__TEXT PASSAGE__.
====

How to use hash function in Python

Created Apr 12, 2022 at 11:29

Modified Apr 12, 2022 at 11:33

Hash algorithms

The hashlib module implements a common interface to many different secure hash and message digest algorithms. Included are the FIPS secure hash algorithms SHA1, SHA224, SHA256, SHA384, and SHA512 (defined in FIPS 180-2) as well as RSA’s MD5 algorithm.

#!/usr/bin/env python3

# Import module
import hashlib

m = hashlib.sha256()
m.update(b"Sony Invests $1 Billion")
b = m.digest()
print(b)
# a string object
# b = m.hexdigest()
print(f'digest_size:{m.digest_size}')
print(f'block_size: {m.block_size}')

b'W\xe2\xcab\xf7\xd7|\xe4\xe5%\x05R\xef\xa9\xb7F@,\xc1\xb0d\xbcN5/\xd0r4\x02x\x18\xb2'
digest_size:32
block_size: 64

The named constructors are much faster than new() and should be preferred.

A set containing the names of the hash algorithms that are available in the running Python interpreter.

#!/usr/bin/env python3

# Import module
import hashlib

m = hashlib.algorithms_available
for name in m:
	print(name)

blake2b
sha
shake_256
ecdsa-with-SHA1
md4
sha1
dsaWithSHA
sha224
sha3_384
sha3_256
sha384
md5
sha3_224
ripemd160
sha512
sha3_512
whirlpool
shake_128
sha256
dsaEncryption
blake2s

Cryptographic hash Function

BLAKE2 is a cryptographic hash function faster than MD5, SHA-1, SHA-2, and SHA-3, yet is at least as secure as the latest standard SHA-3. BLAKE2 has been adopted by many projects due to its high speed, security, and simplicity.

BLAKE2b, optimized for 64-bit platforms and produces digests of any size between 1 and 64 bytes.
BLAKE2s, optimized for 8- to 32-bit platforms and produces digests of any size between 1 and 32 bytes.

#!/usr/bin/env python3

# Import module
from hashlib import blake2b

h = blake2b()
h.update(b'123456')
s = h.hexdigest()
print(s)

b3910b0f4b6f1aede44da90bb7705a868b265861b36e6f7f29dba7223f6f1ce7b10e0dd25e47deb70bd7f3b24f7da653409cd9014f8715e4013c15fee38ab418

BLAKE2 supports keyed mode (a faster and simpler replacement for HMAC), salted hashing, personalization, and tree hashing.

Examples

Using different digest sizes

produce 20-byte digests:

#!/usr/bin/env python3

# Import module
from hashlib import blake2b

h = blake2b(digest_size=20)
h.update(b'123456')
s = h.hexdigest()
print(s)

a0f92ddfdea4892ff18a48f7e0f9fcffc55745f5

Keyed hashing

Keyed hashing can be used for authentication as a faster and simpler replacement for Hash-based message authentication code (HMAC).

#!/usr/bin/env python3

# Import module
from hashlib import blake2b

h = blake2b(key=b'pseudorandom', digest_size=20)
h.update(b'123456')
s = h.hexdigest()
print(s)

====

__RECORD EXTRACTS__.
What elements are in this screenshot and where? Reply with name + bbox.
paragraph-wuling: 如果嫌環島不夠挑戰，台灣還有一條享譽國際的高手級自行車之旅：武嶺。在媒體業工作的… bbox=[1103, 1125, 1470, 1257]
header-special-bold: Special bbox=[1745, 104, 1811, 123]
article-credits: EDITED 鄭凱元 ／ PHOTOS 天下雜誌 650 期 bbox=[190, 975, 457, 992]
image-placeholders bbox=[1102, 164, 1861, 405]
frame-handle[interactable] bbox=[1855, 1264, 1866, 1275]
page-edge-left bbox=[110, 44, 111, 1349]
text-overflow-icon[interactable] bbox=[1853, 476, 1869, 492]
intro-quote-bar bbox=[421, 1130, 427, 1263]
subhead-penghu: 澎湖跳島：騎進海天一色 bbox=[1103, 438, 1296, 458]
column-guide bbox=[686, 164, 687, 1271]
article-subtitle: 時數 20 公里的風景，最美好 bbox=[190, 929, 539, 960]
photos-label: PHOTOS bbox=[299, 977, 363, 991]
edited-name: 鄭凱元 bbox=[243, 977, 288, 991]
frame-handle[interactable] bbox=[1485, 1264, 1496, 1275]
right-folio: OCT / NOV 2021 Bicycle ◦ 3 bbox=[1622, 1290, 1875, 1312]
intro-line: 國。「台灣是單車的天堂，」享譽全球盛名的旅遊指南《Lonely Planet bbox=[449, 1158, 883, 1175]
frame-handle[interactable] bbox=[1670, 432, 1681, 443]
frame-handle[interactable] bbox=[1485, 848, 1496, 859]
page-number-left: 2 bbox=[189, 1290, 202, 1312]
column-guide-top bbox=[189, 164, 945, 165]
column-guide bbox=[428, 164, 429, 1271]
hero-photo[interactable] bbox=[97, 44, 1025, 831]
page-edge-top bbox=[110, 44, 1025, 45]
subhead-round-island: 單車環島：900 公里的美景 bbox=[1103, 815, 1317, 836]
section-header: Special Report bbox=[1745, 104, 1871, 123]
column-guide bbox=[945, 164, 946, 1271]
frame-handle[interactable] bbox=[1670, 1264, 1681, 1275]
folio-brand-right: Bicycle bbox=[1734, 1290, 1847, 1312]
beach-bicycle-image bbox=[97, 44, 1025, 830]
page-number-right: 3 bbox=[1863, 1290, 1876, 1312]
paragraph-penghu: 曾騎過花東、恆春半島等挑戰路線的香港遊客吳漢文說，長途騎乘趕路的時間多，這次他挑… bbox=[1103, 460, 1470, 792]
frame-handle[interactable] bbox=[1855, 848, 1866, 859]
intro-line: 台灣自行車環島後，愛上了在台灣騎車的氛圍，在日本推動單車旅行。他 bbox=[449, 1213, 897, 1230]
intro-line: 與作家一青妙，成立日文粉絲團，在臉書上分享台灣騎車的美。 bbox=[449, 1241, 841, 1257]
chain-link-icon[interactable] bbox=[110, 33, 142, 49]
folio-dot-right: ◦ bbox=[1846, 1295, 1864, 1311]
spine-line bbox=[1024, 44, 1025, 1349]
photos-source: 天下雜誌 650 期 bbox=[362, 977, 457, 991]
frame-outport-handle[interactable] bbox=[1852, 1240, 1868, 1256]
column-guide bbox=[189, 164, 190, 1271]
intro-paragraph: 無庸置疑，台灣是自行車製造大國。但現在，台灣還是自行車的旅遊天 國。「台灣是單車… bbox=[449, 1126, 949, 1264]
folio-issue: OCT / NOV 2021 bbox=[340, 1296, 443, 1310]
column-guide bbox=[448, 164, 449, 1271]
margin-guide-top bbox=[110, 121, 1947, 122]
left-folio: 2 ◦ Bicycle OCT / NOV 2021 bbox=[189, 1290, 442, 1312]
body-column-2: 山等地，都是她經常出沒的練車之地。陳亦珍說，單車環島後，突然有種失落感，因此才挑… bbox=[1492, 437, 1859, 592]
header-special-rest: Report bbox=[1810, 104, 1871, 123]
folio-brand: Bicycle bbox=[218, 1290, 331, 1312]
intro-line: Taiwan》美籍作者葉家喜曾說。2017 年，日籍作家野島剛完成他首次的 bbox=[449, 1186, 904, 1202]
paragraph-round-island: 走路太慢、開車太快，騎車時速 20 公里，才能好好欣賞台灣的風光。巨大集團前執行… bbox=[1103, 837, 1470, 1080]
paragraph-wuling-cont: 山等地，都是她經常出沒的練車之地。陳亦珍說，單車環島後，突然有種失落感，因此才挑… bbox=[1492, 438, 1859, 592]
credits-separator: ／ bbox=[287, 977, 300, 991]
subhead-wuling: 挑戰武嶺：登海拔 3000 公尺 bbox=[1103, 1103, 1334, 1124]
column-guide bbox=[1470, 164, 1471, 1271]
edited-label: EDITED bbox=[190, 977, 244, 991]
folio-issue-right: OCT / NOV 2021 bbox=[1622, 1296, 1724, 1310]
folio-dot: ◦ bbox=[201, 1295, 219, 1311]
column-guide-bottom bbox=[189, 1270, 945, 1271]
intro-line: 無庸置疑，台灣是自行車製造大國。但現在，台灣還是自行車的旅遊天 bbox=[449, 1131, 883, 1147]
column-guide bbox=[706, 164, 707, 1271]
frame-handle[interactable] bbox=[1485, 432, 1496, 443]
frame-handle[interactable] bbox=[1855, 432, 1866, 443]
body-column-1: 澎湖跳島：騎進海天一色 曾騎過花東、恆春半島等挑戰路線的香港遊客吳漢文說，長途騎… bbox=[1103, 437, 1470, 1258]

====

__EXERCISES__.
(A) Answer these questions from the Python hash function text above. Mark each answer (i), (ii) or (iii) to match its question.
(i) What digest_size value does the output of the first code example show?
(ii) Which BLAKE2 variant is optimized for 8- to 32-bit platforms?
(iii) What key does the keyed hashing example pass to blake2b?
(B) In the Python hash function text, retype the stretch from "BLAKE2 is a" through "h = blake2b()" without any changes.
(C) List every FIPS secure hash algorithm that the Python hash function text says hashlib includes.

__PER-TASK ANSWERS__.
(A)
(i) 32
(ii) BLAKE2s
(iii) b'pseudorandom'

(B)
BLAKE2 is a cryptographic hash function faster than MD5, SHA-1, SHA-2, and SHA-3, yet is at least as secure as the latest standard SHA-3. BLAKE2 has been adopted by many projects due to its high speed, security, and simplicity.

BLAKE2b, optimized for 64-bit platforms and produces digests of any size between 1 and 64 bytes.
BLAKE2s, optimized for 8- to 32-bit platforms and produces digests of any size between 1 and 32 bytes.

#!/usr/bin/env python3

# Import module
from hashlib import blake2b

h = blake2b()

(C)
SHA1
SHA224
SHA256
SHA384
SHA512